** begin Provided records **

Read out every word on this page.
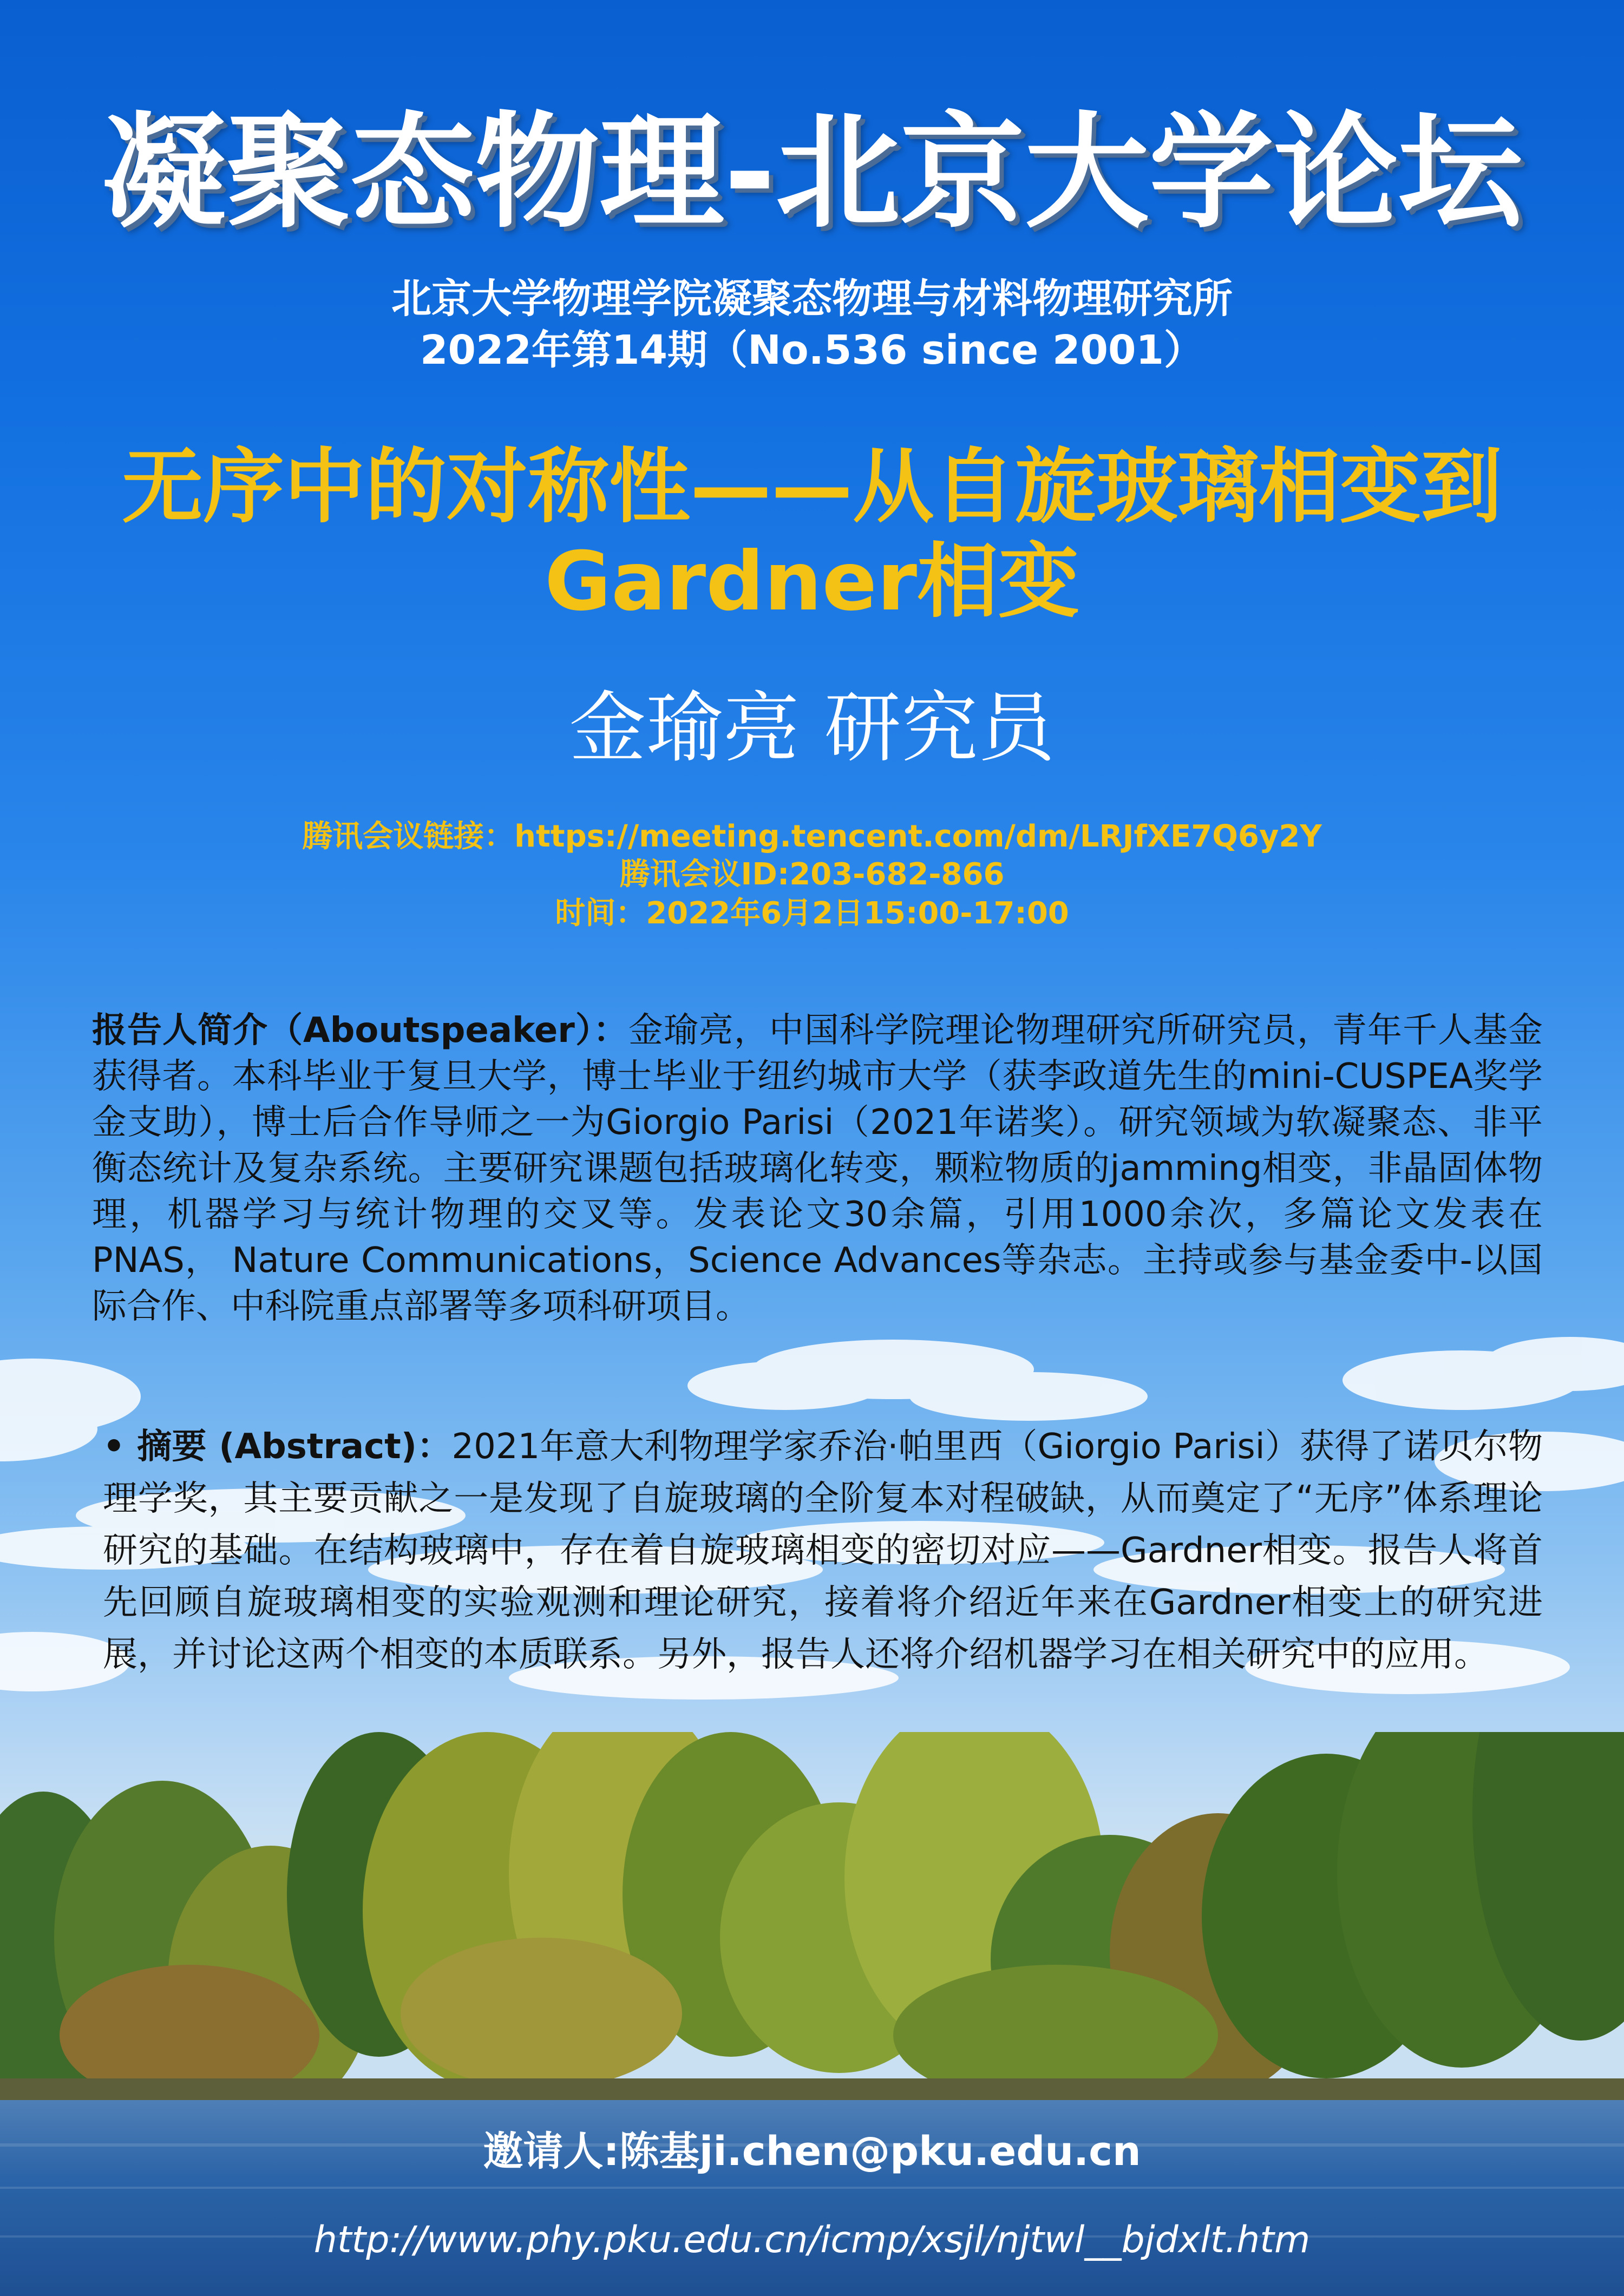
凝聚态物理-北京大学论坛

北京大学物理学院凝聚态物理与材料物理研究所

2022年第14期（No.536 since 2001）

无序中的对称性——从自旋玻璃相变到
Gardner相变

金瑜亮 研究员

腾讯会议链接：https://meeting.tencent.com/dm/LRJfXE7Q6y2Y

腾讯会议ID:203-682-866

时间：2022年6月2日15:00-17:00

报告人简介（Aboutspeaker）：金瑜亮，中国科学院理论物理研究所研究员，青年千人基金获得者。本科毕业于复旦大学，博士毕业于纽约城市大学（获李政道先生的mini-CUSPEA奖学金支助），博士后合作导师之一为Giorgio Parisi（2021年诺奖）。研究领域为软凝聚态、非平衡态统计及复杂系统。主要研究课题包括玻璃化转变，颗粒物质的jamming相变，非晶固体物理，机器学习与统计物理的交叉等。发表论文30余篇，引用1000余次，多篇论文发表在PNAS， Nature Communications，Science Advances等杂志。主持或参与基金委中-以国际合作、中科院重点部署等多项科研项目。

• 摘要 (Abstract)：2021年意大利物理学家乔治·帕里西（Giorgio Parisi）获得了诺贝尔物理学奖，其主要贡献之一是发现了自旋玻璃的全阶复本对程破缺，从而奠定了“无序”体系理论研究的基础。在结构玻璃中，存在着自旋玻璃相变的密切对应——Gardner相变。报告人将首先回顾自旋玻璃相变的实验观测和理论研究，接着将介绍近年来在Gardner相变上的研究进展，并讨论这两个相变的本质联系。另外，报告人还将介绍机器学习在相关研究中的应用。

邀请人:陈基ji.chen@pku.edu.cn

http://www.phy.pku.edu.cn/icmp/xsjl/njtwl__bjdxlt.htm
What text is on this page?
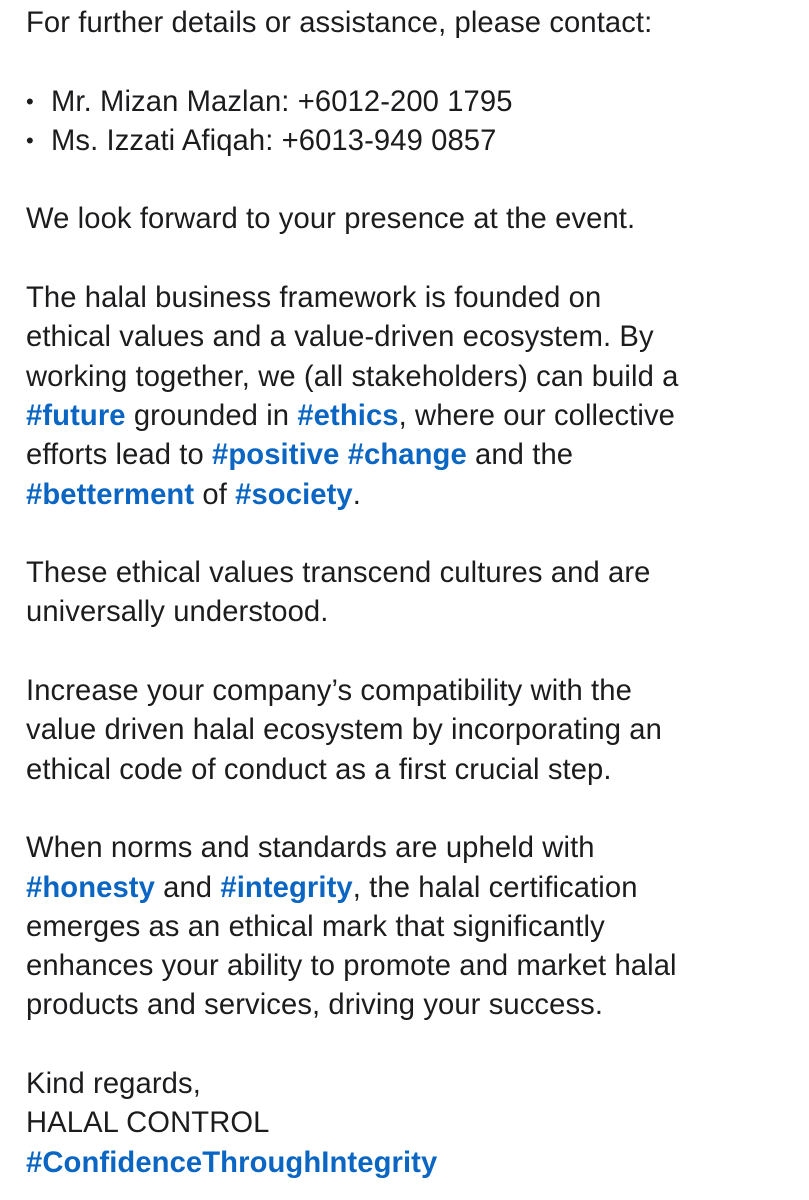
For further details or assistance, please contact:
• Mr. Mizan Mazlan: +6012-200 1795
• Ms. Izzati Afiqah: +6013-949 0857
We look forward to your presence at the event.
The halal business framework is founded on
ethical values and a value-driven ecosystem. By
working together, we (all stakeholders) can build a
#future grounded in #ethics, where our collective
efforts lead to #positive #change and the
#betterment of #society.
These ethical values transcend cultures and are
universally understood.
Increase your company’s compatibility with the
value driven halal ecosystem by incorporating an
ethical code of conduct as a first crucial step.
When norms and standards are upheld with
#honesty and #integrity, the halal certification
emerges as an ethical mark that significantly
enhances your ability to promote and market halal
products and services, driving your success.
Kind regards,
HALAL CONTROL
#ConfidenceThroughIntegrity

** end Provided records **

Using the listing above, pull out all lines that hold the word "page".

The solution –
Read out every word on this page.
What text is on this page?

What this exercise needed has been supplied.